Please transcribe the data that follows without the pictures, keeping every word the same.

### Material
• • • • •
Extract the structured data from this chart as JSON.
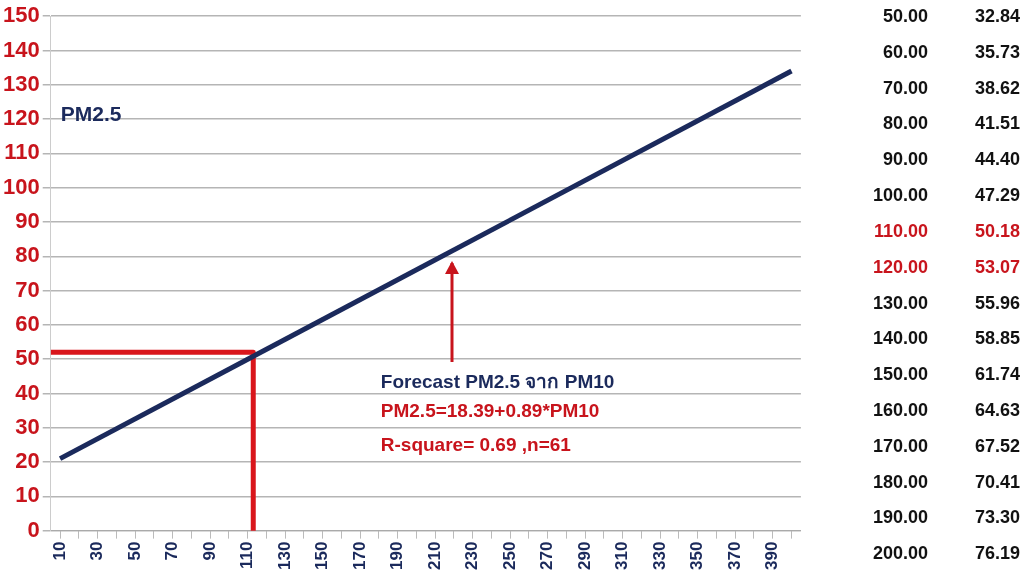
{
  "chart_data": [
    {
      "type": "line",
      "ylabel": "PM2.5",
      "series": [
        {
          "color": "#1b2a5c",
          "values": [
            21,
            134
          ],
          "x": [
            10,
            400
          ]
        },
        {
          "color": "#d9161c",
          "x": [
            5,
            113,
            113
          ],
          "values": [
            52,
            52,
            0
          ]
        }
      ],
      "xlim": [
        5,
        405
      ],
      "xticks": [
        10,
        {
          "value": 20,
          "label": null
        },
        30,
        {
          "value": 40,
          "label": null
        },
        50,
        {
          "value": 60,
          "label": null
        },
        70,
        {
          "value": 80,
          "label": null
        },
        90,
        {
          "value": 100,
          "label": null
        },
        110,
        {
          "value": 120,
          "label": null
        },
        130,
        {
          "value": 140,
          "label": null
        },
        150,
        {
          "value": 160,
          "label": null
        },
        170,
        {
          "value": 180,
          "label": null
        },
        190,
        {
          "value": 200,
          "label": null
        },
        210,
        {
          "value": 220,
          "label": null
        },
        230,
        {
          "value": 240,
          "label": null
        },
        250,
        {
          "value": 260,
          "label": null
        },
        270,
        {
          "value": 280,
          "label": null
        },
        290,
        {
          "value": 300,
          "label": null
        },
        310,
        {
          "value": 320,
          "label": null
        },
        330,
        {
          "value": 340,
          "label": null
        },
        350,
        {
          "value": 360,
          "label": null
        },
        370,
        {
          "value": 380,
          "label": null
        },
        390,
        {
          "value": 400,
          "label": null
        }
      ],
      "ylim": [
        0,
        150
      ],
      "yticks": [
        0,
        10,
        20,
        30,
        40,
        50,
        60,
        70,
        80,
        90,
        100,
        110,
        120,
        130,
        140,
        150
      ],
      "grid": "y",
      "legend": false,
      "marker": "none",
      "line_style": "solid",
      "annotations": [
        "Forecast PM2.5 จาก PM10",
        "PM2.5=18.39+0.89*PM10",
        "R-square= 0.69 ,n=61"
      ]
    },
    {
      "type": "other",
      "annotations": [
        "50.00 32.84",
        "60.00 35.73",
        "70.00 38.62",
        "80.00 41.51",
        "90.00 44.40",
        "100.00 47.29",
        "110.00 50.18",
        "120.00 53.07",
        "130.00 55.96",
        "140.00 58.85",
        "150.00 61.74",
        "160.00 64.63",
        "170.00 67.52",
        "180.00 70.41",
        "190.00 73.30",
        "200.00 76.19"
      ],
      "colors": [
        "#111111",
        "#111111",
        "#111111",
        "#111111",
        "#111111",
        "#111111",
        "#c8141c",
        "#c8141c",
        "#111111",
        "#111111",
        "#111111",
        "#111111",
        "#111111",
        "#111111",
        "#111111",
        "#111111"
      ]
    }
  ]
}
• • • • •
### Complete response
Extract the structured data from this chart as JSON.
{
  "chart_data": [
    {
      "type": "line",
      "ylabel": "PM2.5",
      "series": [
        {
          "color": "#1b2a5c",
          "values": [
            21,
            134
          ],
          "x": [
            10,
            400
          ]
        },
        {
          "color": "#d9161c",
          "x": [
            5,
            113,
            113
          ],
          "values": [
            52,
            52,
            0
          ]
        }
      ],
      "xlim": [
        5,
        405
      ],
      "xticks": [
        10,
        {
          "value": 20,
          "label": null
        },
        30,
        {
          "value": 40,
          "label": null
        },
        50,
        {
          "value": 60,
          "label": null
        },
        70,
        {
          "value": 80,
          "label": null
        },
        90,
        {
          "value": 100,
          "label": null
        },
        110,
        {
          "value": 120,
          "label": null
        },
        130,
        {
          "value": 140,
          "label": null
        },
        150,
        {
          "value": 160,
          "label": null
        },
        170,
        {
          "value": 180,
          "label": null
        },
        190,
        {
          "value": 200,
          "label": null
        },
        210,
        {
          "value": 220,
          "label": null
        },
        230,
        {
          "value": 240,
          "label": null
        },
        250,
        {
          "value": 260,
          "label": null
        },
        270,
        {
          "value": 280,
          "label": null
        },
        290,
        {
          "value": 300,
          "label": null
        },
        310,
        {
          "value": 320,
          "label": null
        },
        330,
        {
          "value": 340,
          "label": null
        },
        350,
        {
          "value": 360,
          "label": null
        },
        370,
        {
          "value": 380,
          "label": null
        },
        390,
        {
          "value": 400,
          "label": null
        }
      ],
      "ylim": [
        0,
        150
      ],
      "yticks": [
        0,
        10,
        20,
        30,
        40,
        50,
        60,
        70,
        80,
        90,
        100,
        110,
        120,
        130,
        140,
        150
      ],
      "grid": "y",
      "legend": false,
      "marker": "none",
      "line_style": "solid",
      "annotations": [
        "Forecast PM2.5 จาก PM10",
        "PM2.5=18.39+0.89*PM10",
        "R-square= 0.69 ,n=61"
      ]
    },
    {
      "type": "other",
      "annotations": [
        "50.00 32.84",
        "60.00 35.73",
        "70.00 38.62",
        "80.00 41.51",
        "90.00 44.40",
        "100.00 47.29",
        "110.00 50.18",
        "120.00 53.07",
        "130.00 55.96",
        "140.00 58.85",
        "150.00 61.74",
        "160.00 64.63",
        "170.00 67.52",
        "180.00 70.41",
        "190.00 73.30",
        "200.00 76.19"
      ],
      "colors": [
        "#111111",
        "#111111",
        "#111111",
        "#111111",
        "#111111",
        "#111111",
        "#c8141c",
        "#c8141c",
        "#111111",
        "#111111",
        "#111111",
        "#111111",
        "#111111",
        "#111111",
        "#111111",
        "#111111"
      ]
    }
  ]
}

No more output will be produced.